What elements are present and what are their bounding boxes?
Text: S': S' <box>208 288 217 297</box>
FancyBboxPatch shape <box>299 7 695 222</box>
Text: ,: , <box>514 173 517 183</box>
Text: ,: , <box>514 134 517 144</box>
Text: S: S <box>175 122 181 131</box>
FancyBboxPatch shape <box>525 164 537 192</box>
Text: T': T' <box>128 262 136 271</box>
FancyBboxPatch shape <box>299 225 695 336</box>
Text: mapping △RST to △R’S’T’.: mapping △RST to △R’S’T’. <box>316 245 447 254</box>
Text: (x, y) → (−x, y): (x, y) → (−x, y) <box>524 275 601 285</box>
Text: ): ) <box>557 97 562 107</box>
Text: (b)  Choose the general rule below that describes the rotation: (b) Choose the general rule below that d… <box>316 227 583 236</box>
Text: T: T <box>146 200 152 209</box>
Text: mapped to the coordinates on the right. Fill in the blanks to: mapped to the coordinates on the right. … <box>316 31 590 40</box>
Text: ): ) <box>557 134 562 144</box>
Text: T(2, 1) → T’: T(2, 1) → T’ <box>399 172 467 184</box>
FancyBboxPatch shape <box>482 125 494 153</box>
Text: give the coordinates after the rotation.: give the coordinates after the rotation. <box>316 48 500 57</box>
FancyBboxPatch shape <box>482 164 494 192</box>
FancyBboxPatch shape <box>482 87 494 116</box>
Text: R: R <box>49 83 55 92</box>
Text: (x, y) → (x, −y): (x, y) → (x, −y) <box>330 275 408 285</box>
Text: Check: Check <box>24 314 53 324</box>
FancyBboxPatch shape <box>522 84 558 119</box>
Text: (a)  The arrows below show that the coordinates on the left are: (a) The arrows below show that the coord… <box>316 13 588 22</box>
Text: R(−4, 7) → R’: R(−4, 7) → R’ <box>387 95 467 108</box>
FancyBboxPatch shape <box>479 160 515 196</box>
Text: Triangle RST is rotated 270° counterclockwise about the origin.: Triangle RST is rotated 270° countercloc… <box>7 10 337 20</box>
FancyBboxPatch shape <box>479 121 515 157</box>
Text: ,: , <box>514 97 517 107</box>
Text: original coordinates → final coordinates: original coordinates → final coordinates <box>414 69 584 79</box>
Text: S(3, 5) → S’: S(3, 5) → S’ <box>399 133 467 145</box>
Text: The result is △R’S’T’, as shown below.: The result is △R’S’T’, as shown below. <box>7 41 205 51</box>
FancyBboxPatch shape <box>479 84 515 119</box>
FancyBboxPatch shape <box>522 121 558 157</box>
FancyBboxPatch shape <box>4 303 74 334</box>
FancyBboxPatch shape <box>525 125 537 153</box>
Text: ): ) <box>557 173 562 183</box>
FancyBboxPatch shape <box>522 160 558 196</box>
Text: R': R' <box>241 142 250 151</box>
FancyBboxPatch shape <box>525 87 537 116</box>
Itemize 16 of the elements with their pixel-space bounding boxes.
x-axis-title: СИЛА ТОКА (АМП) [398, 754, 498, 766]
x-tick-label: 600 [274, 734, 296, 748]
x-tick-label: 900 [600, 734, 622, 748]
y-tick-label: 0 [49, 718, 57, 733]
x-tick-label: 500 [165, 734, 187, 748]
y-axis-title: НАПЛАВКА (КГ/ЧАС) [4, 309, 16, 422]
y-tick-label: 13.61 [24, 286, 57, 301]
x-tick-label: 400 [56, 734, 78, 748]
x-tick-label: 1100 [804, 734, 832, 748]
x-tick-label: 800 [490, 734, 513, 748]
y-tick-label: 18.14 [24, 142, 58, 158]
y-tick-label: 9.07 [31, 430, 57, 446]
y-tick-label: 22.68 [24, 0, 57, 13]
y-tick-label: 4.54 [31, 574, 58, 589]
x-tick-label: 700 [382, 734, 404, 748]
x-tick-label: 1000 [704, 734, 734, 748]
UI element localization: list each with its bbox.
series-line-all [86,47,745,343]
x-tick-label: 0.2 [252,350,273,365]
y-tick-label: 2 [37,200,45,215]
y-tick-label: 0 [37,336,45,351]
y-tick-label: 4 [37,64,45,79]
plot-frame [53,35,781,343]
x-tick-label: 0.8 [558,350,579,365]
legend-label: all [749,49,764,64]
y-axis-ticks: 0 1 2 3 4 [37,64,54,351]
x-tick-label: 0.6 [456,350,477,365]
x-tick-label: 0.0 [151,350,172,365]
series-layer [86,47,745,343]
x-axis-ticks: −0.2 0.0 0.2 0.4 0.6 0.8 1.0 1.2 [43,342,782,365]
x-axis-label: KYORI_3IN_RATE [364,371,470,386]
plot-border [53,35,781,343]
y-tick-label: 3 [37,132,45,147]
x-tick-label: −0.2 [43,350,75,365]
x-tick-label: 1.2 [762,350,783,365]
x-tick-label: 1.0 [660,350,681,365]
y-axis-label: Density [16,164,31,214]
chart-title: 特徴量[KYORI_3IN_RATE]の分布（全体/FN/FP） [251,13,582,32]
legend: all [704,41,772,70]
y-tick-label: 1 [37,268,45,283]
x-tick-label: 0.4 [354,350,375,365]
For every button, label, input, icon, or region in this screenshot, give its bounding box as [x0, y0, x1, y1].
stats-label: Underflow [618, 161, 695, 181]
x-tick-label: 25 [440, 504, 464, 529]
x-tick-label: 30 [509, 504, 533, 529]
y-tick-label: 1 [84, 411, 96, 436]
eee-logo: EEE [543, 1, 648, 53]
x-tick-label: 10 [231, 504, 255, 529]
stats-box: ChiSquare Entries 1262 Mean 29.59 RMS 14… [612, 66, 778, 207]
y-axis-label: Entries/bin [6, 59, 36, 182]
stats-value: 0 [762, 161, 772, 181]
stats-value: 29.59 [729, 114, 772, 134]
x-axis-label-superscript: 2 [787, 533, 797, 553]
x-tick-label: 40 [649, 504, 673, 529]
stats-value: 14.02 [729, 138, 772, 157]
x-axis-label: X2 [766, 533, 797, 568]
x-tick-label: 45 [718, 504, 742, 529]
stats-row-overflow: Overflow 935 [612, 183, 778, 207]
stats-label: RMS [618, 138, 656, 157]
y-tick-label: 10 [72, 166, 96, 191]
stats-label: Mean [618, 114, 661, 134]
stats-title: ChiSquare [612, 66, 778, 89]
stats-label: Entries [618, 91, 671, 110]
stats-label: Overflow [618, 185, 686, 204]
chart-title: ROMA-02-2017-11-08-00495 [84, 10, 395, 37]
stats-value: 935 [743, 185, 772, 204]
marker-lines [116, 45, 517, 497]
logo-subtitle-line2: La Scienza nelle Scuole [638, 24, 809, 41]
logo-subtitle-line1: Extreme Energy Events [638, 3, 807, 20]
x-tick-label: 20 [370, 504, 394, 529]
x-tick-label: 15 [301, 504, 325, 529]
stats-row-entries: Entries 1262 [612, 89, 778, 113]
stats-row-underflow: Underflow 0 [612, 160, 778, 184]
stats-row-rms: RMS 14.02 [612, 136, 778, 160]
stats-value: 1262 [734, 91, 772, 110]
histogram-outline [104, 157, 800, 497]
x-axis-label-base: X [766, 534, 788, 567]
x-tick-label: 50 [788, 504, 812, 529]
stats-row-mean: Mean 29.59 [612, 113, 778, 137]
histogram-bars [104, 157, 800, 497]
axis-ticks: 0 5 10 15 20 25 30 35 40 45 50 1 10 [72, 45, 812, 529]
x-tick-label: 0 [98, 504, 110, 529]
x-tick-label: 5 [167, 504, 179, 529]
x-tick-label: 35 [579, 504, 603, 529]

▶ _INSTRUCTIONS TO FOLLOW_: Convert all the rows above into a JSON list of strings, one string per line, omitting any blank lines.

▶ _WORKED ANSWER_:
[
  "What elements are present and what are their bounding boxes?",
  "Text: S': S' <box>208 288 217 297</box>",
  "FancyBboxPatch shape <box>299 7 695 222</box>",
  "Text: ,: , <box>514 173 517 183</box>",
  "Text: ,: , <box>514 134 517 144</box>",
  "Text: S: S <box>175 122 181 131</box>",
  "FancyBboxPatch shape <box>525 164 537 192</box>",
  "Text: T': T' <box>128 262 136 271</box>",
  "FancyBboxPatch shape <box>299 225 695 336</box>",
  "Text: mapping △RST to △R’S’T’.: mapping △RST to △R’S’T’. <box>316 245 447 254</box>",
  "Text: (x, y) → (−x, y): (x, y) → (−x, y) <box>524 275 601 285</box>",
  "Text: ): ) <box>557 97 562 107</box>",
  "Text: (b)  Choose the general rule below that describes the rotation: (b) Choose the general rule below that d… <box>316 227 583 236</box>",
  "Text: T: T <box>146 200 152 209</box>",
  "Text: mapped to the coordinates on the right. Fill in the blanks to: mapped to the coordinates on the right. … <box>316 31 590 40</box>",
  "Text: ): ) <box>557 134 562 144</box>",
  "Text: T(2, 1) → T’: T(2, 1) → T’ <box>399 172 467 184</box>",
  "FancyBboxPatch shape <box>482 125 494 153</box>",
  "Text: give the coordinates after the rotation.: give the coordinates after the rotation. <box>316 48 500 57</box>",
  "FancyBboxPatch shape <box>482 164 494 192</box>",
  "FancyBboxPatch shape <box>482 87 494 116</box>",
  "Text: R: R <box>49 83 55 92</box>",
  "Text: (x, y) → (x, −y): (x, y) → (x, −y) <box>330 275 408 285</box>",
  "Text: Check: Check <box>24 314 53 324</box>",
  "FancyBboxPatch shape <box>522 84 558 119</box>",
  "Text: (a)  The arrows below show that the coordinates on the left are: (a) The arrows below show that the coord… <box>316 13 588 22</box>",
  "Text: R(−4, 7) → R’: R(−4, 7) → R’ <box>387 95 467 108</box>",
  "FancyBboxPatch shape <box>479 160 515 196</box>",
  "Text: Triangle RST is rotated 270° counterclockwise about the origin.: Triangle RST is rotated 270° countercloc… <box>7 10 337 20</box>",
  "FancyBboxPatch shape <box>479 121 515 157</box>",
  "Text: ,: , <box>514 97 517 107</box>",
  "Text: original coordinates → final coordinates: original coordinates → final coordinates <box>414 69 584 79</box>",
  "Text: S(3, 5) → S’: S(3, 5) → S’ <box>399 133 467 145</box>",
  "Text: The result is △R’S’T’, as shown below.: The result is △R’S’T’, as shown below. <box>7 41 205 51</box>",
  "FancyBboxPatch shape <box>479 84 515 119</box>",
  "FancyBboxPatch shape <box>522 121 558 157</box>",
  "FancyBboxPatch shape <box>4 303 74 334</box>",
  "FancyBboxPatch shape <box>525 125 537 153</box>",
  "Text: ): ) <box>557 173 562 183</box>",
  "FancyBboxPatch shape <box>522 160 558 196</box>",
  "Text: R': R' <box>241 142 250 151</box>",
  "FancyBboxPatch shape <box>525 87 537 116</box>",
  "Itemize 16 of the elements with their pixel-space bounding boxes.",
  "x-axis-title: СИЛА ТОКА (АМП) [398, 754, 498, 766]",
  "x-tick-label: 600 [274, 734, 296, 748]",
  "x-tick-label: 900 [600, 734, 622, 748]",
  "y-tick-label: 0 [49, 718, 57, 733]",
  "x-tick-label: 500 [165, 734, 187, 748]",
  "y-axis-title: НАПЛАВКА (КГ/ЧАС) [4, 309, 16, 422]",
  "y-tick-label: 13.61 [24, 286, 57, 301]",
  "x-tick-label: 400 [56, 734, 78, 748]",
  "x-tick-label: 1100 [804, 734, 832, 748]",
  "x-tick-label: 800 [490, 734, 513, 748]",
  "y-tick-label: 18.14 [24, 142, 58, 158]",
  "y-tick-label: 9.07 [31, 430, 57, 446]",
  "y-tick-label: 22.68 [24, 0, 57, 13]",
  "y-tick-label: 4.54 [31, 574, 58, 589]",
  "x-tick-label: 700 [382, 734, 404, 748]",
  "x-tick-label: 1000 [704, 734, 734, 748]",
  "UI element localization: list each with its bbox.",
  "series-line-all [86,47,745,343]",
  "x-tick-label: 0.2 [252,350,273,365]",
  "y-tick-label: 2 [37,200,45,215]",
  "y-tick-label: 0 [37,336,45,351]",
  "y-tick-label: 4 [37,64,45,79]",
  "plot-frame [53,35,781,343]",
  "x-tick-label: 0.8 [558,350,579,365]",
  "legend-label: all [749,49,764,64]",
  "y-axis-ticks: 0 1 2 3 4 [37,64,54,351]",
  "x-tick-label: 0.6 [456,350,477,365]",
  "x-tick-label: 0.0 [151,350,172,365]",
  "series-layer [86,47,745,343]",
  "x-axis-ticks: −0.2 0.0 0.2 0.4 0.6 0.8 1.0 1.2 [43,342,782,365]",
  "x-axis-label: KYORI_3IN_RATE [364,371,470,386]",
  "plot-border [53,35,781,343]",
  "y-tick-label: 3 [37,132,45,147]",
  "x-tick-label: −0.2 [43,350,75,365]",
  "x-tick-label: 1.2 [762,350,783,365]",
  "x-tick-label: 1.0 [660,350,681,365]",
  "y-axis-label: Density [16,164,31,214]",
  "chart-title: 特徴量[KYORI_3IN_RATE]の分布（全体/FN/FP） [251,13,582,32]",
  "legend: all [704,41,772,70]",
  "y-tick-label: 1 [37,268,45,283]",
  "x-tick-label: 0.4 [354,350,375,365]",
  "For every button, label, input, icon, or region in this screenshot, give its bounding box as [x0, y0, x1, y1].",
  "stats-label: Underflow [618, 161, 695, 181]",
  "x-tick-label: 25 [440, 504, 464, 529]",
  "x-tick-label: 30 [509, 504, 533, 529]",
  "y-tick-label: 1 [84, 411, 96, 436]",
  "eee-logo: EEE [543, 1, 648, 53]",
  "x-tick-label: 10 [231, 504, 255, 529]",
  "stats-box: ChiSquare Entries 1262 Mean 29.59 RMS 14… [612, 66, 778, 207]",
  "y-axis-label: Entries/bin [6, 59, 36, 182]",
  "stats-value: 0 [762, 161, 772, 181]",
  "stats-value: 29.59 [729, 114, 772, 134]",
  "x-axis-label-superscript: 2 [787, 533, 797, 553]",
  "x-tick-label: 40 [649, 504, 673, 529]",
  "stats-value: 14.02 [729, 138, 772, 157]",
  "x-axis-label: X2 [766, 533, 797, 568]",
  "x-tick-label: 45 [718, 504, 742, 529]",
  "stats-row-overflow: Overflow 935 [612, 183, 778, 207]",
  "stats-label: RMS [618, 138, 656, 157]",
  "y-tick-label: 10 [72, 166, 96, 191]",
  "stats-label: Mean [618, 114, 661, 134]",
  "stats-title: ChiSquare [612, 66, 778, 89]",
  "stats-label: Entries [618, 91, 671, 110]",
  "stats-label: Overflow [618, 185, 686, 204]",
  "chart-title: ROMA-02-2017-11-08-00495 [84, 10, 395, 37]",
  "stats-value: 935 [743, 185, 772, 204]",
  "marker-lines [116, 45, 517, 497]",
  "logo-subtitle-line2: La Scienza nelle Scuole [638, 24, 809, 41]",
  "logo-subtitle-line1: Extreme Energy Events [638, 3, 807, 20]",
  "x-tick-label: 20 [370, 504, 394, 529]",
  "x-tick-label: 15 [301, 504, 325, 529]",
  "stats-row-entries: Entries 1262 [612, 89, 778, 113]",
  "stats-row-underflow: Underflow 0 [612, 160, 778, 184]",
  "stats-row-rms: RMS 14.02 [612, 136, 778, 160]",
  "stats-value: 1262 [734, 91, 772, 110]",
  "histogram-outline [104, 157, 800, 497]",
  "x-axis-label-base: X [766, 534, 788, 567]",
  "x-tick-label: 50 [788, 504, 812, 529]",
  "stats-row-mean: Mean 29.59 [612, 113, 778, 137]",
  "histogram-bars [104, 157, 800, 497]",
  "axis-ticks: 0 5 10 15 20 25 30 35 40 45 50 1 10 [72, 45, 812, 529]",
  "x-tick-label: 0 [98, 504, 110, 529]",
  "x-tick-label: 5 [167, 504, 179, 529]",
  "x-tick-label: 35 [579, 504, 603, 529]"
]